- [WRITTEN TASK]:
Set down exactly the lines running from the line with "Enumerate this screenshot's" to the end of the listing below, both ends included.
* * *
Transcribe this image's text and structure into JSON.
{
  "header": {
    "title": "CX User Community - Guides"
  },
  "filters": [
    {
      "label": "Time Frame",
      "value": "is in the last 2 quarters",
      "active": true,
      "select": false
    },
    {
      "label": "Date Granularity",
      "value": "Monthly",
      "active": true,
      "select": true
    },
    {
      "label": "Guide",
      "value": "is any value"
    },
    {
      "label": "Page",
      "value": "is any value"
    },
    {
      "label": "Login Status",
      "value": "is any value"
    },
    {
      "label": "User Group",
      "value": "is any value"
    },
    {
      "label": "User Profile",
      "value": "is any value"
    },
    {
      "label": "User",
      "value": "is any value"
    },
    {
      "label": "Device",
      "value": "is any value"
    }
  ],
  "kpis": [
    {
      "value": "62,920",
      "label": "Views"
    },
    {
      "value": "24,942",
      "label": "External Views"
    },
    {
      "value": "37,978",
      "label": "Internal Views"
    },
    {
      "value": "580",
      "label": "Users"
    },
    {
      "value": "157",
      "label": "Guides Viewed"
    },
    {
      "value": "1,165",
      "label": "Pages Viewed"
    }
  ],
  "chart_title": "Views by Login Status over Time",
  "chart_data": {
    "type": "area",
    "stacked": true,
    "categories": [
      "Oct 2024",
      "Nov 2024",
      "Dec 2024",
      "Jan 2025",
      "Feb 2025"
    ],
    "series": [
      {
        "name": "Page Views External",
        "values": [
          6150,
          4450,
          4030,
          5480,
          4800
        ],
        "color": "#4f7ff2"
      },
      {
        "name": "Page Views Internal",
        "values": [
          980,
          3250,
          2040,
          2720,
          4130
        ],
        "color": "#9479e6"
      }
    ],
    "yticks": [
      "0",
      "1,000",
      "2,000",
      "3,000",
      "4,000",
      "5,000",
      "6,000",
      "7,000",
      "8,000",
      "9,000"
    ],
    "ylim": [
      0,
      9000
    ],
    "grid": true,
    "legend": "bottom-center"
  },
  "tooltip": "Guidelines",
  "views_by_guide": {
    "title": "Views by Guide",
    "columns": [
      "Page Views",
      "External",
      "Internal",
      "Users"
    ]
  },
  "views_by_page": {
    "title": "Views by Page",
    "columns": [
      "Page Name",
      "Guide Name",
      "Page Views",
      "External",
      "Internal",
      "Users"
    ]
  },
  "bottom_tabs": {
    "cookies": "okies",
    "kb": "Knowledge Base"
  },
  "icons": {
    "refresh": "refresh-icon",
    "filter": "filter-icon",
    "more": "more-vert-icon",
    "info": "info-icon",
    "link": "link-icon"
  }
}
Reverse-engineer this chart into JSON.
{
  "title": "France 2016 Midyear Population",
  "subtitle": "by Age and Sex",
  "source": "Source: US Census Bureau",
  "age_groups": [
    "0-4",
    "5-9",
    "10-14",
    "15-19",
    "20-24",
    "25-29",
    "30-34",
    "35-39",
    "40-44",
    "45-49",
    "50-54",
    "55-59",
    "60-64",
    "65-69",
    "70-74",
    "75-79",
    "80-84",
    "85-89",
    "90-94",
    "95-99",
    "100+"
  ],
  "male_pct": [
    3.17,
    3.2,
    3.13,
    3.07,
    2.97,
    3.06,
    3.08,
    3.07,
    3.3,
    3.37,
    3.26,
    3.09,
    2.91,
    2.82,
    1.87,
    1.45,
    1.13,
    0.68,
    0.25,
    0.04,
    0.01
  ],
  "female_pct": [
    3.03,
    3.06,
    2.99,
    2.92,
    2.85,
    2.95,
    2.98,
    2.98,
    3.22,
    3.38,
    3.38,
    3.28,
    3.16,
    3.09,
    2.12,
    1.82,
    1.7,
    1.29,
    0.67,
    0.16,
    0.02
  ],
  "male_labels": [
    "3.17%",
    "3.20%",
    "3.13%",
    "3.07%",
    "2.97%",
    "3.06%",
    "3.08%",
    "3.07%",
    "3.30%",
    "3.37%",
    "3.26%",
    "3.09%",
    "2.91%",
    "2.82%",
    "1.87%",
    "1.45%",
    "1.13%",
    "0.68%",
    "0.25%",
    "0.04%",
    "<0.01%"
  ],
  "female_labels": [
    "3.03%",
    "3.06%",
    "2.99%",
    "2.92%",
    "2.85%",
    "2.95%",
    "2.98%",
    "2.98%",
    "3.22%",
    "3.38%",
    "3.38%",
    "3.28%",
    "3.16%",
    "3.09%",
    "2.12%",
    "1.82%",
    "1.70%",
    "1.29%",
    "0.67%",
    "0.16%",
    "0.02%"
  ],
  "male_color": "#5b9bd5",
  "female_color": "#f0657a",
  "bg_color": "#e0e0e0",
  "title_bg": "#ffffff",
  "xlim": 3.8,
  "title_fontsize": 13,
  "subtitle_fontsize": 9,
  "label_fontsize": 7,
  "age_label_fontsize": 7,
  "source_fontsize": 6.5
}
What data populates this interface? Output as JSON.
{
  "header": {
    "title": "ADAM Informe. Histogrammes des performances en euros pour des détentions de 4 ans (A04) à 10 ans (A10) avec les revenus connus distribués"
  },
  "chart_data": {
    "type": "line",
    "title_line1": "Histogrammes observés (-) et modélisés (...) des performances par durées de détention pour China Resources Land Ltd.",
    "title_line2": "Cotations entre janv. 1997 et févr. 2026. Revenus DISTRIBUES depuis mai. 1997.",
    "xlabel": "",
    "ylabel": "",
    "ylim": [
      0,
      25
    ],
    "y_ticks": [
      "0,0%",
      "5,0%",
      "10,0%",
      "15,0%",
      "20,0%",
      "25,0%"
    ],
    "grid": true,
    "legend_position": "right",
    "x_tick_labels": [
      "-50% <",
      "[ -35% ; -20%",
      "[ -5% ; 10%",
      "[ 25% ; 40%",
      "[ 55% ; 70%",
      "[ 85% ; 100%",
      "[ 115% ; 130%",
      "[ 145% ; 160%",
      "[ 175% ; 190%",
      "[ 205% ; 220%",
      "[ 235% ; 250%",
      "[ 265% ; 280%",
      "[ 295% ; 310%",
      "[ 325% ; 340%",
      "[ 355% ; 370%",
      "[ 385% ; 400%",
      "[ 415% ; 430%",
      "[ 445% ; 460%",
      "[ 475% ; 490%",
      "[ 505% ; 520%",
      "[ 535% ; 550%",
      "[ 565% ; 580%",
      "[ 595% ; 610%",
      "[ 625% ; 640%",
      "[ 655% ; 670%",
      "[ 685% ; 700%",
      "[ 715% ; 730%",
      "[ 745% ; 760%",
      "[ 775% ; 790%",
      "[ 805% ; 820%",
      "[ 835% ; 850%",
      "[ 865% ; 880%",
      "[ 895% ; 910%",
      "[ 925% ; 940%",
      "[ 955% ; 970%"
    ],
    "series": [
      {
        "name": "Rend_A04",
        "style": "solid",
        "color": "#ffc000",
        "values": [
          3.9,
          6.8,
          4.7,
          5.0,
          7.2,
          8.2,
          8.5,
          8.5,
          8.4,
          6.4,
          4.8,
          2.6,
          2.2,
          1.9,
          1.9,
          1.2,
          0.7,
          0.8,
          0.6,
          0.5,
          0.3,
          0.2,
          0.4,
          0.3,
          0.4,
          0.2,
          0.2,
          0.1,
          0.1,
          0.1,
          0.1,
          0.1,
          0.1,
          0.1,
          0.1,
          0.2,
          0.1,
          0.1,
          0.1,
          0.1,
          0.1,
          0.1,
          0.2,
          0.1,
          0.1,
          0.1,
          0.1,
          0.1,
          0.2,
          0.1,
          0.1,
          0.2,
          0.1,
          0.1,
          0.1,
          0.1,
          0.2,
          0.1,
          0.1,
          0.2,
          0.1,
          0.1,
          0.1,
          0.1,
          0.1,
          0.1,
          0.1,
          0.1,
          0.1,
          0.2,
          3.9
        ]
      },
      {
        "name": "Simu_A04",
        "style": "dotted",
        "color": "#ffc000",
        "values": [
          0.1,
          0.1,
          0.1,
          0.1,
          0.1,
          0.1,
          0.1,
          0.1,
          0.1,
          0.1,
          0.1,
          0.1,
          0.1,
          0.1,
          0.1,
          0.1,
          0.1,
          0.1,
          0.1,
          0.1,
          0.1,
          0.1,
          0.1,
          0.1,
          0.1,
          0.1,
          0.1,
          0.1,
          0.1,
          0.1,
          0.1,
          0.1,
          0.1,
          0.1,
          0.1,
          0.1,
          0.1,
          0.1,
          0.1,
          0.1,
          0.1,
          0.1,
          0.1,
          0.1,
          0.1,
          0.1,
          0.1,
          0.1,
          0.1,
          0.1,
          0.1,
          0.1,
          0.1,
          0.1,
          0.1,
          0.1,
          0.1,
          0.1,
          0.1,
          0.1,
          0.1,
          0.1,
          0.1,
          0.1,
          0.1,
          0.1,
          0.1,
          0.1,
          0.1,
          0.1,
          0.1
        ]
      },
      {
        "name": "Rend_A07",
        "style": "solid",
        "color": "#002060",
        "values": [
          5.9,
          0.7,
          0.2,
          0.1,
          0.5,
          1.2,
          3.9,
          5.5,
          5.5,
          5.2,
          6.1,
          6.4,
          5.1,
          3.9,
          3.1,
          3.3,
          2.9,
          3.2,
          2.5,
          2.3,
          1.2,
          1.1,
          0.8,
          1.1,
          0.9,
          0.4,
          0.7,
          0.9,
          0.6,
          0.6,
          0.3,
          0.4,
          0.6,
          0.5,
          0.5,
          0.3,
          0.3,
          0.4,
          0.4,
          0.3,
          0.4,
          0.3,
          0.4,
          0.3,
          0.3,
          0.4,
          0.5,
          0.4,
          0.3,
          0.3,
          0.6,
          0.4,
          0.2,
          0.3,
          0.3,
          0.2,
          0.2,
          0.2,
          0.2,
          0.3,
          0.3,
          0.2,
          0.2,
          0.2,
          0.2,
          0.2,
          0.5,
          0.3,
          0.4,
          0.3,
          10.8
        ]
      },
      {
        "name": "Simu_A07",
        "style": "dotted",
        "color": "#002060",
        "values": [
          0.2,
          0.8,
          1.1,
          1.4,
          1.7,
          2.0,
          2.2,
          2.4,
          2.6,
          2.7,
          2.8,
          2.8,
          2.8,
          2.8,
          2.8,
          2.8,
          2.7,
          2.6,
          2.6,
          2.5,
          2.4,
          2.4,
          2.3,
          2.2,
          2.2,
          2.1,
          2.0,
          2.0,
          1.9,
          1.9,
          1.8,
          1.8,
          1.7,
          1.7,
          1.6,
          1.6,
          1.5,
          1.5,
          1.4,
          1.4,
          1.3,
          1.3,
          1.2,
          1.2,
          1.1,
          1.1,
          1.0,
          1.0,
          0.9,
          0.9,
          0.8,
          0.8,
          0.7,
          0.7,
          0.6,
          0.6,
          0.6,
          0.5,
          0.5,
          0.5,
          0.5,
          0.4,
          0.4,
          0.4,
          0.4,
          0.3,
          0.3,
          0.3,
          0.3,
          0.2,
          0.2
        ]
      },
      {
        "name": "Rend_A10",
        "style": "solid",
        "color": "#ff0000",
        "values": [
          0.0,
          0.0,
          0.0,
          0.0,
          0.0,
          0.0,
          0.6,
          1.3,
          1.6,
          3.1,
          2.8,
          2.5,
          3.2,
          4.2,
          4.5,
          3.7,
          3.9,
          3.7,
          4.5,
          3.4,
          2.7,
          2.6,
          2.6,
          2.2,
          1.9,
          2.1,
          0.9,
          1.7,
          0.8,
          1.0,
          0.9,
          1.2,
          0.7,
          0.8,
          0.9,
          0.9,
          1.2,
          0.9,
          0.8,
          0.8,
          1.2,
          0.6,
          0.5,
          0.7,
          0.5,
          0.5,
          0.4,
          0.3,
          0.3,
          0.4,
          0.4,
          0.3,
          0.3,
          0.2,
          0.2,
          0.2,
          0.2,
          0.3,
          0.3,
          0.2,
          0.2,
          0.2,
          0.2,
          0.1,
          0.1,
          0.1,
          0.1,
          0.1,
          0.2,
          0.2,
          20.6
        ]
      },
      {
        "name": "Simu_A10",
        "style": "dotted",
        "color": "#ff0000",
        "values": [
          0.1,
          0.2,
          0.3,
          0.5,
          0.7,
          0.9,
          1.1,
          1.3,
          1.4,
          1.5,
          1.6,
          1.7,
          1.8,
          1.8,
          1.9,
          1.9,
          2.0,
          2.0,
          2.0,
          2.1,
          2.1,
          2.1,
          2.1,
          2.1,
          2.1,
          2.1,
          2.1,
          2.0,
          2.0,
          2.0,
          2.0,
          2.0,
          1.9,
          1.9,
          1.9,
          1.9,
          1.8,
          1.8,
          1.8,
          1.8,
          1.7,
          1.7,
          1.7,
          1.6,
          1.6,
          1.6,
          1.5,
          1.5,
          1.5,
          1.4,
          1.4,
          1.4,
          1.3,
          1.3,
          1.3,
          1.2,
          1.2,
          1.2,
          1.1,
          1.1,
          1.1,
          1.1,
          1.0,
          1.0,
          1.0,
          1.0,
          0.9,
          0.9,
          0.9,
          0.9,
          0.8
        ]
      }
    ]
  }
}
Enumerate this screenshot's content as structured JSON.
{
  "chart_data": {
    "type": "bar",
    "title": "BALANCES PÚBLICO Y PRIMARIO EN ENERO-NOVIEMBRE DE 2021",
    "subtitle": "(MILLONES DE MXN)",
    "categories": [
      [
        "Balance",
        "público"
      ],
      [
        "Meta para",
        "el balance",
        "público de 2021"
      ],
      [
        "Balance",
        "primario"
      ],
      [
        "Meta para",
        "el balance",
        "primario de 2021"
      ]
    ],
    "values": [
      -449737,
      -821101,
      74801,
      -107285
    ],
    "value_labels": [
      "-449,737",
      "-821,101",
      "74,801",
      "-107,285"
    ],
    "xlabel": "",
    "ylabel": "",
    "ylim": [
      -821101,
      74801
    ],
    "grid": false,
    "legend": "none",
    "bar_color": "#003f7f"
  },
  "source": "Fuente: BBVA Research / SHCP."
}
* * *
- [ANSWER FOR THE TASK]:
Enumerate this screenshot's content as structured JSON.
{
  "chart_data": {
    "type": "bar",
    "title": "BALANCES PÚBLICO Y PRIMARIO EN ENERO-NOVIEMBRE DE 2021",
    "subtitle": "(MILLONES DE MXN)",
    "categories": [
      [
        "Balance",
        "público"
      ],
      [
        "Meta para",
        "el balance",
        "público de 2021"
      ],
      [
        "Balance",
        "primario"
      ],
      [
        "Meta para",
        "el balance",
        "primario de 2021"
      ]
    ],
    "values": [
      -449737,
      -821101,
      74801,
      -107285
    ],
    "value_labels": [
      "-449,737",
      "-821,101",
      "74,801",
      "-107,285"
    ],
    "xlabel": "",
    "ylabel": "",
    "ylim": [
      -821101,
      74801
    ],
    "grid": false,
    "legend": "none",
    "bar_color": "#003f7f"
  },
  "source": "Fuente: BBVA Research / SHCP."
}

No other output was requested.